What you are asked to do: Copy each line containing the word "Giddeon" from the records that follow, please.

[Stored data]
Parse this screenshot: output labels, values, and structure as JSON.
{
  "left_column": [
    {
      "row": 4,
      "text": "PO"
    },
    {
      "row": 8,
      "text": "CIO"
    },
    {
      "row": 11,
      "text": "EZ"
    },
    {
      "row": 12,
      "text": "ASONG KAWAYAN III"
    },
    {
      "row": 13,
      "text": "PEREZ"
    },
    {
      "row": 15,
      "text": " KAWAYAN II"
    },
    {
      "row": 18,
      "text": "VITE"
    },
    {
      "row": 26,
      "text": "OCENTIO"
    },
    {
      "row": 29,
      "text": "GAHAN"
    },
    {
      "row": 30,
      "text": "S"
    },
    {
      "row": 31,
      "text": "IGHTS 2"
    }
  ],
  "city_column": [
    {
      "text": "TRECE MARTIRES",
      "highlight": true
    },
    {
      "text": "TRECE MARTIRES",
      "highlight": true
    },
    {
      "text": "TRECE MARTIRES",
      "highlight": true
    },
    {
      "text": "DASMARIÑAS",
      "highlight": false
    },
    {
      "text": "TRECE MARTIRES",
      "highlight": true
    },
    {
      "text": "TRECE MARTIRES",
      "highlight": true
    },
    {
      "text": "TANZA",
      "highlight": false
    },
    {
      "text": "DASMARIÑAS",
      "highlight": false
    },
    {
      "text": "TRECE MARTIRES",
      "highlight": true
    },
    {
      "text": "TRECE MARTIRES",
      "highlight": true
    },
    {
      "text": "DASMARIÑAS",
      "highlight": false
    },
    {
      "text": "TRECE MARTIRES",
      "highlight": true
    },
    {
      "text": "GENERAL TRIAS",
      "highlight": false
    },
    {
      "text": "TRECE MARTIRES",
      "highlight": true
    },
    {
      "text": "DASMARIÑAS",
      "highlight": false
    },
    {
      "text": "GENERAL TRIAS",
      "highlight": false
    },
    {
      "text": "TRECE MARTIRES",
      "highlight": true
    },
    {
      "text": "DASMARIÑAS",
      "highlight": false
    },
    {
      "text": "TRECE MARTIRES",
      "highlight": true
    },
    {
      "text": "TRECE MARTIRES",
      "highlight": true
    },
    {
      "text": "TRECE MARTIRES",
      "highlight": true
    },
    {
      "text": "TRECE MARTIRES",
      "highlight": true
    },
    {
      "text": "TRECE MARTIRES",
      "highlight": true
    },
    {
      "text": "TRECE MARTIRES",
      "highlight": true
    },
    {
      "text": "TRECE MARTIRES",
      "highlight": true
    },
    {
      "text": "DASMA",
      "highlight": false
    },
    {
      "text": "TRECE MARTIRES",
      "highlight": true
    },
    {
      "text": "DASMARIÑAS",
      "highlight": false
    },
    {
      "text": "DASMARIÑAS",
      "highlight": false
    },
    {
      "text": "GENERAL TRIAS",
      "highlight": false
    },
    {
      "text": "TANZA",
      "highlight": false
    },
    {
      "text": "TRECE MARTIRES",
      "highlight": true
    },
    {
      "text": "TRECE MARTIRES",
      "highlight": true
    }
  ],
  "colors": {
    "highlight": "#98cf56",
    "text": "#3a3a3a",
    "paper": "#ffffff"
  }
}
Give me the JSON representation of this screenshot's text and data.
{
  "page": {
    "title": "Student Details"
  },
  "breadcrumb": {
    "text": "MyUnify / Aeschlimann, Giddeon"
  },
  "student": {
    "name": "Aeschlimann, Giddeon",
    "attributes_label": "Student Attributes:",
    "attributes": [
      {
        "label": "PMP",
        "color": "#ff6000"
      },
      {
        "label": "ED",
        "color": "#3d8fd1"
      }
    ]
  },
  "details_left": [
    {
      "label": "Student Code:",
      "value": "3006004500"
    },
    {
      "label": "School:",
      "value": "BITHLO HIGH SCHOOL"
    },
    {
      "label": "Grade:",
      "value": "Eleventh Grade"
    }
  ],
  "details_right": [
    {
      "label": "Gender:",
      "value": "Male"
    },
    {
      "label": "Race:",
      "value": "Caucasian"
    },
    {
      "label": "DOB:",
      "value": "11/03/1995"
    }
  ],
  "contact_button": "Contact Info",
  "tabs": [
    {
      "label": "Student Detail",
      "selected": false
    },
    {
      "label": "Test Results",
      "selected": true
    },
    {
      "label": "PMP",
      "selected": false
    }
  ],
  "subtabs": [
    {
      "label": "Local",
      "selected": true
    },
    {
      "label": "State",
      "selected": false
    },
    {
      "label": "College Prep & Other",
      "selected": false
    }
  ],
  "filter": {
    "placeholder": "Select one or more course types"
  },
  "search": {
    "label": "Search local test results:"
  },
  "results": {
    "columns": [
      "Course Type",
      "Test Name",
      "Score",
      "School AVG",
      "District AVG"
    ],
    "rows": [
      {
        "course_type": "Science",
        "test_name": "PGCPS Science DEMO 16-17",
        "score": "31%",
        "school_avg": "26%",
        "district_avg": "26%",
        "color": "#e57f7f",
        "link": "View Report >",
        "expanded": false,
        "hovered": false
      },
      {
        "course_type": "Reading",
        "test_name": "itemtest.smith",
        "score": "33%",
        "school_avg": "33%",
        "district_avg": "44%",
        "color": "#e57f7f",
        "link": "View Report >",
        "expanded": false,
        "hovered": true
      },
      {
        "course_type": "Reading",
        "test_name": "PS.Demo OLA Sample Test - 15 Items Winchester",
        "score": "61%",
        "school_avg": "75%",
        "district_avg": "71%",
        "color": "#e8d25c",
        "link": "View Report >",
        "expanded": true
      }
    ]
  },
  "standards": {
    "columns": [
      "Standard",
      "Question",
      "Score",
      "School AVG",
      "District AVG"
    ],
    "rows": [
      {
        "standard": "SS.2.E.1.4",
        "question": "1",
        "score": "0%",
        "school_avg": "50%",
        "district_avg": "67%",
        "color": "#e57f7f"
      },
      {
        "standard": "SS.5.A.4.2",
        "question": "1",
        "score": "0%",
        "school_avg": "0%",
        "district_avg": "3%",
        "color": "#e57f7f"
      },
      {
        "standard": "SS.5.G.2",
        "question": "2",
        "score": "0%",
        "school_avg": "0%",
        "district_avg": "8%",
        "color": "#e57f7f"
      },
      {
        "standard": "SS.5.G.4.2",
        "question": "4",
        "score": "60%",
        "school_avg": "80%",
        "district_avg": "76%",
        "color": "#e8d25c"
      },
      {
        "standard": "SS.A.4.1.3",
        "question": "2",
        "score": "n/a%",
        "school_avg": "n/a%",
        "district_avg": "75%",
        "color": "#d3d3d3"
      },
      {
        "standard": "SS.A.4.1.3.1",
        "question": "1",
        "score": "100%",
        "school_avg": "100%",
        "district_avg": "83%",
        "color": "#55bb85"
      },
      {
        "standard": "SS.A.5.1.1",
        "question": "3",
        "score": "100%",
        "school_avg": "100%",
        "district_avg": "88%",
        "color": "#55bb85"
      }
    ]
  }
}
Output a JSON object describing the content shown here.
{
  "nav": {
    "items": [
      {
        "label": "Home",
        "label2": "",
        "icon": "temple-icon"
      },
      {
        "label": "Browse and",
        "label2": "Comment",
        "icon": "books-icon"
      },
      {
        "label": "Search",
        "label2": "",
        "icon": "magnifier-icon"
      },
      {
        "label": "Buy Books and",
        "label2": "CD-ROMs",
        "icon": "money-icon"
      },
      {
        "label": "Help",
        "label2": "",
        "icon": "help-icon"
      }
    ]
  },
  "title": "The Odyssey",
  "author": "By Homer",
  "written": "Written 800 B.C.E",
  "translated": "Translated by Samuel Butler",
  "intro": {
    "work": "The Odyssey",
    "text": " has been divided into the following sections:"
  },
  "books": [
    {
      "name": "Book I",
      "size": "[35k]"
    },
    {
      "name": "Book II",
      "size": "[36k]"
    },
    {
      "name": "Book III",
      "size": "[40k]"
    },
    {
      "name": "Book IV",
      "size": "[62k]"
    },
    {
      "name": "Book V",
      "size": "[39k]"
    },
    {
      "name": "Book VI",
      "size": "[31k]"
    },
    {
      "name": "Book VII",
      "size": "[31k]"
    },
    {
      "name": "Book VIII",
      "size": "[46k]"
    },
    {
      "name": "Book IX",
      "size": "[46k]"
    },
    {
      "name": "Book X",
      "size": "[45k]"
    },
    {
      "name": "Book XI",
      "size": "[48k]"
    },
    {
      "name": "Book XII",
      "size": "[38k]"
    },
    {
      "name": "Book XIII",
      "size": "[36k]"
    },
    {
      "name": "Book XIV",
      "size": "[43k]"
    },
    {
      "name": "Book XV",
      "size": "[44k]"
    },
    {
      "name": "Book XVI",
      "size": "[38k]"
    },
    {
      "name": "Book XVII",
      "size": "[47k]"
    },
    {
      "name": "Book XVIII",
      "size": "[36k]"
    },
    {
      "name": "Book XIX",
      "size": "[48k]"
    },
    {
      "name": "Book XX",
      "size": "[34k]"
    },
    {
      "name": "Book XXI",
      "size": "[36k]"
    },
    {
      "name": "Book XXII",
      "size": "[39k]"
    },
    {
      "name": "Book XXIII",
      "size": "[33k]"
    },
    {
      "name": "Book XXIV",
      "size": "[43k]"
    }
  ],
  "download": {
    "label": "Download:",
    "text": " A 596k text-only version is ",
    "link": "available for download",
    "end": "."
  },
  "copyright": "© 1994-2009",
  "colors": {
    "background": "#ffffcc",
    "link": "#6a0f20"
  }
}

Correct output:
    "text": "MyUnify / Aeschlimann, Giddeon"
    "name": "Aeschlimann, Giddeon",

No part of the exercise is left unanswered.